## Task input
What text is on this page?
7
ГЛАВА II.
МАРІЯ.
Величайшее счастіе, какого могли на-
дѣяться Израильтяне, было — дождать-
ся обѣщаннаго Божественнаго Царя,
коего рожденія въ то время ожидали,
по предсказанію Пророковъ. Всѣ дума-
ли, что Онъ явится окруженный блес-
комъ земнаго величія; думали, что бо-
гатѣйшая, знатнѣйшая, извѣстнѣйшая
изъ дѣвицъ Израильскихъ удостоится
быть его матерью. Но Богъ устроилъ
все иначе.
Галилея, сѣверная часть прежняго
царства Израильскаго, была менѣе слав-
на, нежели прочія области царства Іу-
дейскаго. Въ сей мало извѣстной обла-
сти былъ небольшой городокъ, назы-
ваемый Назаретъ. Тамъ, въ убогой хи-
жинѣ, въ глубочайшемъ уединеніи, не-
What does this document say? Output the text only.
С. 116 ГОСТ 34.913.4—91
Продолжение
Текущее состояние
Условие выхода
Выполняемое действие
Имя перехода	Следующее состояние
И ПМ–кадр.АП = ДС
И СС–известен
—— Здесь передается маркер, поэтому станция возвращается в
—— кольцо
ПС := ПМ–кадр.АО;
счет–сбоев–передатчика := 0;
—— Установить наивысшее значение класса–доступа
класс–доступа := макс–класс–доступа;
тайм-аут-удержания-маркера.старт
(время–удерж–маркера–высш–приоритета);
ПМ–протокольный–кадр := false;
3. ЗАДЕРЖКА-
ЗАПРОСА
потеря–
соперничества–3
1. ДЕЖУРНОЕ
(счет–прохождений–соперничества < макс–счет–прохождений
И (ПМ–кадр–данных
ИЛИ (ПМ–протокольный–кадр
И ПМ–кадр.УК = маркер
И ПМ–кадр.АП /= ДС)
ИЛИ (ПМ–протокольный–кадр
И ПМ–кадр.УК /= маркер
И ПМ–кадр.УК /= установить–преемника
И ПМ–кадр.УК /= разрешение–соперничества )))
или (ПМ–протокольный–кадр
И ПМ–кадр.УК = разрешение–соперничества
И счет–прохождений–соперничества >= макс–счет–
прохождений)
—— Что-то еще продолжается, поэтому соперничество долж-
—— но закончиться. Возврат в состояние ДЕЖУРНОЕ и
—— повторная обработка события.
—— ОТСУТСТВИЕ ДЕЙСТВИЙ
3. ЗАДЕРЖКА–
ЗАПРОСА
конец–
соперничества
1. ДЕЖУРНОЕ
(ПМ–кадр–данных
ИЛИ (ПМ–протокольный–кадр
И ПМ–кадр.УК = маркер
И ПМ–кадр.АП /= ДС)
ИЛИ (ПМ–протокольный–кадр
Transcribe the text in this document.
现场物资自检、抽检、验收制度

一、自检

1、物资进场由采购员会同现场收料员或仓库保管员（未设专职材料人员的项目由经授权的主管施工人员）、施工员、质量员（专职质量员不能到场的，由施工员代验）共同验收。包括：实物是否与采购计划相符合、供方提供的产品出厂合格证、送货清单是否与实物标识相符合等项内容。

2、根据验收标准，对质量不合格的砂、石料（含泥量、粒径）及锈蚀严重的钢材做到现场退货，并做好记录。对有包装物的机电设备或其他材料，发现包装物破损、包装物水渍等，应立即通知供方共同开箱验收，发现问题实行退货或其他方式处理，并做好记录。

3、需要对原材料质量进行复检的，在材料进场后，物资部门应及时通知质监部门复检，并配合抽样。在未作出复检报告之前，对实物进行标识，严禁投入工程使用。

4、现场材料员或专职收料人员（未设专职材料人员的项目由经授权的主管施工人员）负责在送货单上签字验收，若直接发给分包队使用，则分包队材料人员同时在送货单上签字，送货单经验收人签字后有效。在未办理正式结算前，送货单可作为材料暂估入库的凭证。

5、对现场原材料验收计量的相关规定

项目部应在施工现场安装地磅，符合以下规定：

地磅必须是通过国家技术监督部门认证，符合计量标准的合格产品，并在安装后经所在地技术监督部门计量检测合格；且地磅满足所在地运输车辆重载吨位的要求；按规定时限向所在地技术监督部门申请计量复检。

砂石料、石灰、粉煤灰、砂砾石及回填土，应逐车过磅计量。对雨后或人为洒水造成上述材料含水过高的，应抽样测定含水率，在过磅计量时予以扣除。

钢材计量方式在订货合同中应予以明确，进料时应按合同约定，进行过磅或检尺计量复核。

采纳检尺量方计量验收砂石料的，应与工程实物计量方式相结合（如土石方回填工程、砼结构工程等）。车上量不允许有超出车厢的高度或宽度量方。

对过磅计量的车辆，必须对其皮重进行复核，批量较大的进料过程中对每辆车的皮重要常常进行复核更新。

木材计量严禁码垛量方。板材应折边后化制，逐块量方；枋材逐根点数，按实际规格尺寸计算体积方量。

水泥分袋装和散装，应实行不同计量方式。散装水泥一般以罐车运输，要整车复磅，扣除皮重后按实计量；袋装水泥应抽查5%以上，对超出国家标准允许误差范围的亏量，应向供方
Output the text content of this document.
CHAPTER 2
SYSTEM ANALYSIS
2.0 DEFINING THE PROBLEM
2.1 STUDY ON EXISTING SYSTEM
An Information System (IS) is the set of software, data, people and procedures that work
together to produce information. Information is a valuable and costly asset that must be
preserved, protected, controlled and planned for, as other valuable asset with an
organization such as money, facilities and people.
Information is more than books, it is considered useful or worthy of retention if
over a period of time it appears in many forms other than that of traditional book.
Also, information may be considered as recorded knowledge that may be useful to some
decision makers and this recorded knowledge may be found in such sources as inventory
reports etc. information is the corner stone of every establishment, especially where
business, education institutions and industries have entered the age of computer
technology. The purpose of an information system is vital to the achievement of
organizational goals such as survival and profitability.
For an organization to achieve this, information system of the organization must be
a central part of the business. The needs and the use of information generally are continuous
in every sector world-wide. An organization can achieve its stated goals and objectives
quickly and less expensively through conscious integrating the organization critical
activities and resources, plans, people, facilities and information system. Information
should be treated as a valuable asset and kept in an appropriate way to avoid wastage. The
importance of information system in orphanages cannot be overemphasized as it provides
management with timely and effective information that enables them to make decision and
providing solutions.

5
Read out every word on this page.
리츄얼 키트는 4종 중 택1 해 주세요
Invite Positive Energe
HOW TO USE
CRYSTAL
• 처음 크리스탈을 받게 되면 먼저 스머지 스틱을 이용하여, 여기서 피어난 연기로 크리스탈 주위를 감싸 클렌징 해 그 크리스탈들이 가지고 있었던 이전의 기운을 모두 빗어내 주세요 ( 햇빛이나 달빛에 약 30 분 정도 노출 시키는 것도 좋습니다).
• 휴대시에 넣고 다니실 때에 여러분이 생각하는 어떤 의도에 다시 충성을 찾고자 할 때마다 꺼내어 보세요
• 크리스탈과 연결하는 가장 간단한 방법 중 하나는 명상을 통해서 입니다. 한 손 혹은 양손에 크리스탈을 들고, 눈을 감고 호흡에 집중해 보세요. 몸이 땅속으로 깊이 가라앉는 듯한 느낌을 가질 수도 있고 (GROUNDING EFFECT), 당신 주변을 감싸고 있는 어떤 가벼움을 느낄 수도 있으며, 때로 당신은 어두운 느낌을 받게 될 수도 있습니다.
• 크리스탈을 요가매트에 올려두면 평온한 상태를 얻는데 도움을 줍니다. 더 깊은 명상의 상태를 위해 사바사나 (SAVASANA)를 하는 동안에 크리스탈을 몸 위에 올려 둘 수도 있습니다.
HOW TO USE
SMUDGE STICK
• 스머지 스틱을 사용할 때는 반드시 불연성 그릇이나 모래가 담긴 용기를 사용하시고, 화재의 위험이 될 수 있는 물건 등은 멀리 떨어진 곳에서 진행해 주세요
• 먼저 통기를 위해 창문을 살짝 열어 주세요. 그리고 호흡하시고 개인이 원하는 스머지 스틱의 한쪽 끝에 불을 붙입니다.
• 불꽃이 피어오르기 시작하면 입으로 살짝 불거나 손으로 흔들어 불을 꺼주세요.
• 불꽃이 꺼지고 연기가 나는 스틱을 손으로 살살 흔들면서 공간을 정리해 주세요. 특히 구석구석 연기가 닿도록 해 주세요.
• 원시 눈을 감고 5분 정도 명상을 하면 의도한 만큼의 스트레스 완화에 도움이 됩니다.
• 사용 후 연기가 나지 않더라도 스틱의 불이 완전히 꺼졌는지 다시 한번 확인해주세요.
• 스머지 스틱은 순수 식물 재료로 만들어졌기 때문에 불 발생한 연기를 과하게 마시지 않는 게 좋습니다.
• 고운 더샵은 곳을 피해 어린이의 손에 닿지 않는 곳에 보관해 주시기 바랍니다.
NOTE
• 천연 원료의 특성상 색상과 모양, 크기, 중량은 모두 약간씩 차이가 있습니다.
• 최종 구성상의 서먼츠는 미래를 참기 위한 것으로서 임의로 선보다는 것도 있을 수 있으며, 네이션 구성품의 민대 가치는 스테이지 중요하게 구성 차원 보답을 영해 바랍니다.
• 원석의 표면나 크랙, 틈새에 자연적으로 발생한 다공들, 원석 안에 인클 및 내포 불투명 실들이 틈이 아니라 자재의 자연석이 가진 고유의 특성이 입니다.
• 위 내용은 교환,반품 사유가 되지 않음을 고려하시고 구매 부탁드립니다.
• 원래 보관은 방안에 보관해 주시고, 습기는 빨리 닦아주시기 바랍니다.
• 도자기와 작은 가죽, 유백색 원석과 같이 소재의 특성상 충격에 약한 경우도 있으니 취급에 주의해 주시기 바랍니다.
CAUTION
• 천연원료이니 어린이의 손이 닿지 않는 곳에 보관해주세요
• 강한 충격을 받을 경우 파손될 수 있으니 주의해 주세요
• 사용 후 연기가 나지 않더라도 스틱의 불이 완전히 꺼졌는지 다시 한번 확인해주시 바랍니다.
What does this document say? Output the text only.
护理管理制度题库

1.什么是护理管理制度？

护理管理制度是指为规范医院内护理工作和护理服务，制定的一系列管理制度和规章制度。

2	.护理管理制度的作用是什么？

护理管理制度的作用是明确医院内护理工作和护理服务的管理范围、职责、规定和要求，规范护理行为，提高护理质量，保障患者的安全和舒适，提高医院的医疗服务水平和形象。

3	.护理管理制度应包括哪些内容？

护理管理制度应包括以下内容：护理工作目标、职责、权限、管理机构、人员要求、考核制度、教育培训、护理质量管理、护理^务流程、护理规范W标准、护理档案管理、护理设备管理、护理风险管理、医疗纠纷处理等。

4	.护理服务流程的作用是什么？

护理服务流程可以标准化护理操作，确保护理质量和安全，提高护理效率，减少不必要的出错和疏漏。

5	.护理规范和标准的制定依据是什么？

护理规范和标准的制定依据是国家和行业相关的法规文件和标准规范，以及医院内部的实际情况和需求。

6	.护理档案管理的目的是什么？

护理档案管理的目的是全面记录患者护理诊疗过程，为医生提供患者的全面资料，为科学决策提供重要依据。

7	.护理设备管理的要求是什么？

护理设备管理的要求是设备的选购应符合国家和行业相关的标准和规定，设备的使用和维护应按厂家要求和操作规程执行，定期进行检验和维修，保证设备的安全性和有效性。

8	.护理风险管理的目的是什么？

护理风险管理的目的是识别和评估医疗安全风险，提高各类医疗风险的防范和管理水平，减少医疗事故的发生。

## The request
For each line of the entries that includes "recorded", show that line.

## Solution for this task
Also, information may be considered as recorded knowledge that may be useful to some
decision makers and this recorded knowledge may be found in such sources as inventory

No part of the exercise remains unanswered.